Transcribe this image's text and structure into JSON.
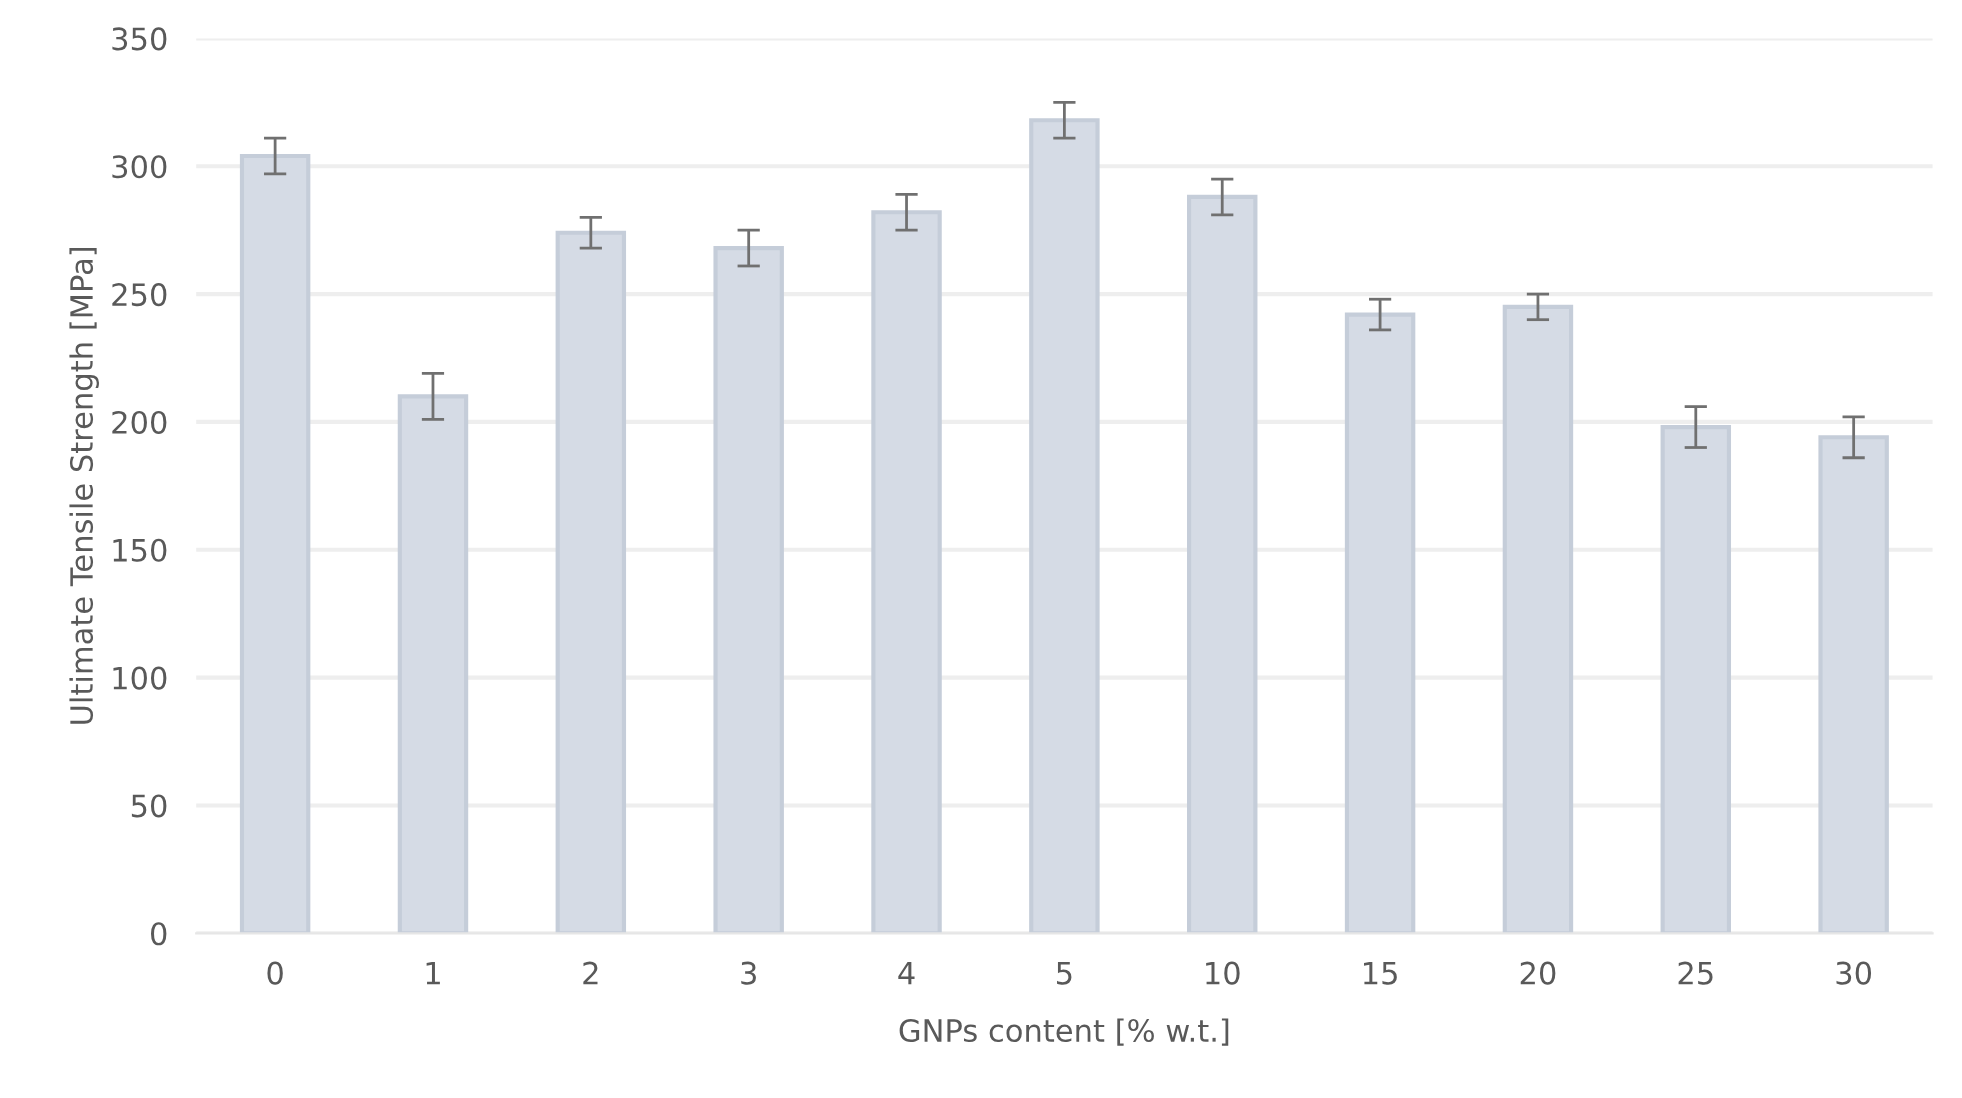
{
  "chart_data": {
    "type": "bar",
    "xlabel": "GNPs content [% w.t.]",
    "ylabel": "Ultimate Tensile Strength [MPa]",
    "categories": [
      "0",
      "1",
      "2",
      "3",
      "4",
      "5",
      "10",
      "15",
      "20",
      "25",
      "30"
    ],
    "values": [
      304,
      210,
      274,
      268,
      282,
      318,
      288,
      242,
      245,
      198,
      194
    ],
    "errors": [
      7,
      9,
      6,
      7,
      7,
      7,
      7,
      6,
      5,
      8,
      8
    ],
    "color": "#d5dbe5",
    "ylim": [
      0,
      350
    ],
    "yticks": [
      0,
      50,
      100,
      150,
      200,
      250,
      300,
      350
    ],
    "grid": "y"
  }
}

* * * * * * * * *

Prompt =>
Print all entries exactly. The images do not belong in the copy.

Full output =>
Transcribe this image's text and structure into JSON.
{
  "chart_data": {
    "type": "bar",
    "xlabel": "GNPs content [% w.t.]",
    "ylabel": "Ultimate Tensile Strength [MPa]",
    "categories": [
      "0",
      "1",
      "2",
      "3",
      "4",
      "5",
      "10",
      "15",
      "20",
      "25",
      "30"
    ],
    "values": [
      304,
      210,
      274,
      268,
      282,
      318,
      288,
      242,
      245,
      198,
      194
    ],
    "errors": [
      7,
      9,
      6,
      7,
      7,
      7,
      7,
      6,
      5,
      8,
      8
    ],
    "color": "#d5dbe5",
    "ylim": [
      0,
      350
    ],
    "yticks": [
      0,
      50,
      100,
      150,
      200,
      250,
      300,
      350
    ],
    "grid": "y"
  }
}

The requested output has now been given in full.